*What is required:* Search the data for the word "this" and copy every line that contains it.

(Chart and figure data)
────────
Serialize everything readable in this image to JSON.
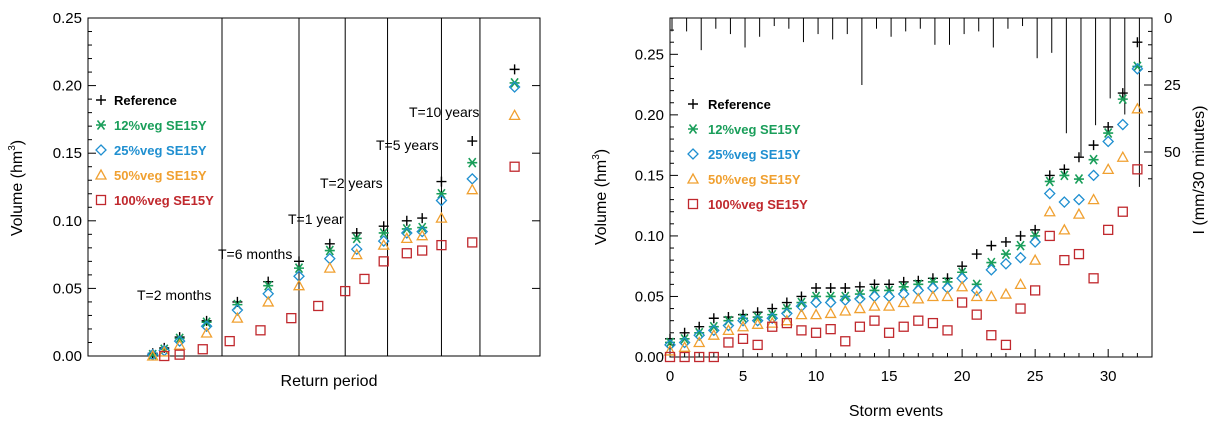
{
  "chart_data": [
    {
      "type": "scatter",
      "xlabel": "Return period",
      "ylabel": "Volume (hm³)",
      "ylim": [
        0,
        0.25
      ],
      "y_ticks": [
        "0.00",
        "0.05",
        "0.10",
        "0.15",
        "0.20",
        "0.25"
      ],
      "x_ticks_labeled": false,
      "annotations": [
        "T=2 months",
        "T=6 months",
        "T=1 year",
        "T=2 years",
        "T=5 years",
        "T=10 years"
      ],
      "legend_position": "left",
      "series": [
        {
          "name": "Reference",
          "marker": "plus",
          "color": "#000000",
          "points": [
            [
              0.96,
              0.212
            ],
            [
              0.85,
              0.159
            ],
            [
              0.77,
              0.129
            ],
            [
              0.72,
              0.102
            ],
            [
              0.68,
              0.1
            ],
            [
              0.62,
              0.096
            ],
            [
              0.55,
              0.091
            ],
            [
              0.48,
              0.083
            ],
            [
              0.4,
              0.07
            ],
            [
              0.32,
              0.055
            ],
            [
              0.24,
              0.04
            ],
            [
              0.16,
              0.026
            ],
            [
              0.09,
              0.014
            ],
            [
              0.05,
              0.006
            ],
            [
              0.02,
              0.002
            ]
          ]
        },
        {
          "name": "12%veg SE15Y",
          "marker": "asterisk",
          "color": "#1a9e5a",
          "points": [
            [
              0.96,
              0.202
            ],
            [
              0.85,
              0.143
            ],
            [
              0.77,
              0.12
            ],
            [
              0.72,
              0.095
            ],
            [
              0.68,
              0.094
            ],
            [
              0.62,
              0.091
            ],
            [
              0.55,
              0.087
            ],
            [
              0.48,
              0.078
            ],
            [
              0.4,
              0.065
            ],
            [
              0.32,
              0.052
            ],
            [
              0.24,
              0.038
            ],
            [
              0.16,
              0.025
            ],
            [
              0.09,
              0.013
            ],
            [
              0.05,
              0.005
            ],
            [
              0.02,
              0.001
            ]
          ]
        },
        {
          "name": "25%veg SE15Y",
          "marker": "diamond",
          "color": "#1f8fd0",
          "points": [
            [
              0.96,
              0.199
            ],
            [
              0.85,
              0.131
            ],
            [
              0.77,
              0.115
            ],
            [
              0.72,
              0.092
            ],
            [
              0.68,
              0.091
            ],
            [
              0.62,
              0.085
            ],
            [
              0.55,
              0.079
            ],
            [
              0.48,
              0.072
            ],
            [
              0.4,
              0.059
            ],
            [
              0.32,
              0.046
            ],
            [
              0.24,
              0.034
            ],
            [
              0.16,
              0.022
            ],
            [
              0.09,
              0.011
            ],
            [
              0.05,
              0.004
            ],
            [
              0.02,
              0.001
            ]
          ]
        },
        {
          "name": "50%veg SE15Y",
          "marker": "triangle",
          "color": "#f0a030",
          "points": [
            [
              0.96,
              0.178
            ],
            [
              0.85,
              0.123
            ],
            [
              0.77,
              0.102
            ],
            [
              0.72,
              0.089
            ],
            [
              0.68,
              0.087
            ],
            [
              0.62,
              0.082
            ],
            [
              0.55,
              0.075
            ],
            [
              0.48,
              0.065
            ],
            [
              0.4,
              0.052
            ],
            [
              0.32,
              0.04
            ],
            [
              0.24,
              0.028
            ],
            [
              0.16,
              0.017
            ],
            [
              0.09,
              0.008
            ],
            [
              0.05,
              0.003
            ],
            [
              0.02,
              0.0
            ]
          ]
        },
        {
          "name": "100%veg SE15Y",
          "marker": "square",
          "color": "#c0282d",
          "points": [
            [
              0.96,
              0.14
            ],
            [
              0.85,
              0.084
            ],
            [
              0.77,
              0.082
            ],
            [
              0.72,
              0.078
            ],
            [
              0.68,
              0.076
            ],
            [
              0.62,
              0.07
            ],
            [
              0.57,
              0.057
            ],
            [
              0.52,
              0.048
            ],
            [
              0.45,
              0.037
            ],
            [
              0.38,
              0.028
            ],
            [
              0.3,
              0.019
            ],
            [
              0.22,
              0.011
            ],
            [
              0.15,
              0.005
            ],
            [
              0.09,
              0.001
            ],
            [
              0.05,
              0.0
            ]
          ]
        }
      ]
    },
    {
      "type": "scatter",
      "xlabel": "Storm events",
      "ylabel": "Volume (hm³)",
      "y2label": "I (mm/30 minutes)",
      "xlim": [
        0,
        33
      ],
      "ylim": [
        0,
        0.28
      ],
      "x_ticks": [
        0,
        5,
        10,
        15,
        20,
        25,
        30
      ],
      "y_ticks": [
        "0.00",
        "0.05",
        "0.10",
        "0.15",
        "0.20",
        "0.25"
      ],
      "y2_ticks": [
        0,
        25,
        50
      ],
      "legend_position": "left",
      "rainfall_intensity_mm": [
        5,
        5,
        12,
        4,
        6,
        11,
        7,
        3,
        4,
        9,
        6,
        8,
        6,
        25,
        4,
        7,
        5,
        4,
        10,
        10,
        6,
        5,
        11,
        4,
        3,
        15,
        13,
        43,
        52,
        40,
        30,
        36,
        63
      ],
      "series": [
        {
          "name": "Reference",
          "marker": "plus",
          "color": "#000000",
          "x": [
            0,
            1,
            2,
            3,
            4,
            5,
            6,
            7,
            8,
            9,
            10,
            11,
            12,
            13,
            14,
            15,
            16,
            17,
            18,
            19,
            20,
            21,
            22,
            23,
            24,
            25,
            26,
            27,
            28,
            29,
            30,
            31,
            32
          ],
          "y": [
            0.015,
            0.02,
            0.025,
            0.032,
            0.033,
            0.035,
            0.037,
            0.04,
            0.045,
            0.05,
            0.057,
            0.057,
            0.057,
            0.058,
            0.06,
            0.06,
            0.062,
            0.063,
            0.065,
            0.065,
            0.075,
            0.085,
            0.092,
            0.095,
            0.1,
            0.105,
            0.15,
            0.155,
            0.165,
            0.175,
            0.19,
            0.218,
            0.26
          ]
        },
        {
          "name": "12%veg SE15Y",
          "marker": "asterisk",
          "color": "#1a9e5a",
          "x": [
            0,
            1,
            2,
            3,
            4,
            5,
            6,
            7,
            8,
            9,
            10,
            11,
            12,
            13,
            14,
            15,
            16,
            17,
            18,
            19,
            20,
            21,
            22,
            23,
            24,
            25,
            26,
            27,
            28,
            29,
            30,
            31,
            32
          ],
          "y": [
            0.012,
            0.015,
            0.02,
            0.025,
            0.03,
            0.032,
            0.033,
            0.035,
            0.04,
            0.045,
            0.05,
            0.05,
            0.05,
            0.052,
            0.055,
            0.055,
            0.058,
            0.06,
            0.062,
            0.062,
            0.07,
            0.06,
            0.078,
            0.085,
            0.092,
            0.1,
            0.145,
            0.15,
            0.147,
            0.163,
            0.185,
            0.213,
            0.24
          ]
        },
        {
          "name": "25%veg SE15Y",
          "marker": "diamond",
          "color": "#1f8fd0",
          "x": [
            0,
            1,
            2,
            3,
            4,
            5,
            6,
            7,
            8,
            9,
            10,
            11,
            12,
            13,
            14,
            15,
            16,
            17,
            18,
            19,
            20,
            21,
            22,
            23,
            24,
            25,
            26,
            27,
            28,
            29,
            30,
            31,
            32
          ],
          "y": [
            0.01,
            0.012,
            0.018,
            0.022,
            0.026,
            0.03,
            0.03,
            0.032,
            0.036,
            0.042,
            0.045,
            0.045,
            0.047,
            0.048,
            0.05,
            0.05,
            0.052,
            0.055,
            0.057,
            0.057,
            0.065,
            0.055,
            0.072,
            0.077,
            0.082,
            0.095,
            0.135,
            0.128,
            0.13,
            0.15,
            0.178,
            0.192,
            0.238
          ]
        },
        {
          "name": "50%veg SE15Y",
          "marker": "triangle",
          "color": "#f0a030",
          "x": [
            0,
            1,
            2,
            3,
            4,
            5,
            6,
            7,
            8,
            9,
            10,
            11,
            12,
            13,
            14,
            15,
            16,
            17,
            18,
            19,
            20,
            21,
            22,
            23,
            24,
            25,
            26,
            27,
            28,
            29,
            30,
            31,
            32
          ],
          "y": [
            0.005,
            0.008,
            0.012,
            0.018,
            0.022,
            0.025,
            0.027,
            0.028,
            0.03,
            0.035,
            0.035,
            0.036,
            0.038,
            0.04,
            0.042,
            0.042,
            0.045,
            0.048,
            0.05,
            0.05,
            0.058,
            0.05,
            0.05,
            0.052,
            0.06,
            0.08,
            0.12,
            0.105,
            0.118,
            0.13,
            0.155,
            0.165,
            0.205
          ]
        },
        {
          "name": "100%veg SE15Y",
          "marker": "square",
          "color": "#c0282d",
          "x": [
            0,
            1,
            2,
            3,
            4,
            5,
            6,
            7,
            8,
            9,
            10,
            11,
            12,
            13,
            14,
            15,
            16,
            17,
            18,
            19,
            20,
            21,
            22,
            23,
            24,
            25,
            26,
            27,
            28,
            29,
            30,
            31,
            32
          ],
          "y": [
            0.0,
            0.0,
            0.0,
            0.0,
            0.012,
            0.015,
            0.01,
            0.025,
            0.028,
            0.022,
            0.02,
            0.023,
            0.013,
            0.025,
            0.03,
            0.02,
            0.025,
            0.03,
            0.028,
            0.022,
            0.045,
            0.035,
            0.018,
            0.01,
            0.04,
            0.055,
            0.1,
            0.08,
            0.085,
            0.065,
            0.105,
            0.12,
            0.155
          ]
        }
      ]
    }
  ]
}
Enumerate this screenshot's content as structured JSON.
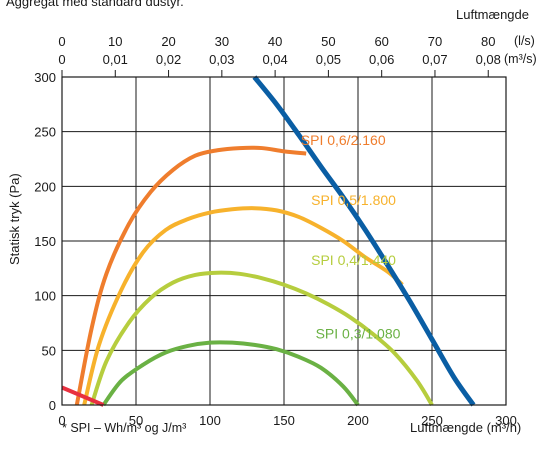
{
  "header_text": "Aggregat med standard dustyr.",
  "footnote": "* SPI – Wh/m³ og J/m³",
  "chart_data": {
    "type": "line",
    "xlabel": "Luftmængde (m³/h)",
    "ylabel": "Statisk tryk (Pa)",
    "xlim": [
      0,
      300
    ],
    "ylim": [
      0,
      300
    ],
    "x_ticks": [
      "0",
      "50",
      "100",
      "150",
      "200",
      "250",
      "300"
    ],
    "y_ticks": [
      "0",
      "50",
      "100",
      "150",
      "200",
      "250",
      "300"
    ],
    "grid": true,
    "top_axis": {
      "title": "Luftmængde",
      "ls_unit": "(l/s)",
      "m3s_unit": "(m³/s)",
      "ls_ticks": [
        "0",
        "10",
        "20",
        "30",
        "40",
        "50",
        "60",
        "70",
        "80"
      ],
      "m3s_ticks": [
        "0",
        "0,01",
        "0,02",
        "0,03",
        "0,04",
        "0,05",
        "0,06",
        "0,07",
        "0,08"
      ]
    },
    "series": [
      {
        "name": "SPI 0,6/2.160",
        "color": "#ef7d2d",
        "x": [
          10,
          20,
          30,
          45,
          60,
          75,
          90,
          105,
          120,
          135,
          150,
          165
        ],
        "y": [
          0,
          70,
          120,
          165,
          195,
          215,
          228,
          233,
          235,
          235,
          232,
          230
        ]
      },
      {
        "name": "SPI 0,5/1.800",
        "color": "#f7b22c",
        "x": [
          15,
          25,
          40,
          55,
          70,
          85,
          100,
          115,
          130,
          145,
          160,
          175,
          190,
          205,
          220,
          230
        ],
        "y": [
          0,
          55,
          105,
          140,
          160,
          170,
          176,
          179,
          180,
          178,
          172,
          162,
          150,
          135,
          122,
          110
        ]
      },
      {
        "name": "SPI 0,4/1.440",
        "color": "#b6cd3e",
        "x": [
          20,
          30,
          45,
          60,
          75,
          90,
          105,
          120,
          135,
          150,
          165,
          180,
          195,
          210,
          225,
          240,
          250
        ],
        "y": [
          0,
          40,
          75,
          98,
          112,
          119,
          121,
          120,
          116,
          110,
          102,
          92,
          80,
          65,
          47,
          22,
          0
        ]
      },
      {
        "name": "SPI 0,3/1.080",
        "color": "#6ab144",
        "x": [
          28,
          40,
          55,
          70,
          85,
          100,
          115,
          130,
          145,
          160,
          175,
          190,
          200
        ],
        "y": [
          0,
          22,
          37,
          48,
          54,
          57,
          57,
          55,
          51,
          44,
          34,
          17,
          0
        ]
      },
      {
        "name": "",
        "color": "#0a5ea4",
        "x": [
          130,
          145,
          160,
          175,
          190,
          205,
          220,
          235,
          250,
          265,
          278
        ],
        "y": [
          300,
          275,
          247,
          218,
          190,
          160,
          128,
          95,
          60,
          25,
          0
        ]
      },
      {
        "name": "",
        "color": "#e8303f",
        "x": [
          0,
          28
        ],
        "y": [
          16,
          0
        ]
      }
    ]
  }
}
────────
*Task answer:*
Serialize everything readable in this image to JSON.
Enumerate this screenshot's content as structured JSON.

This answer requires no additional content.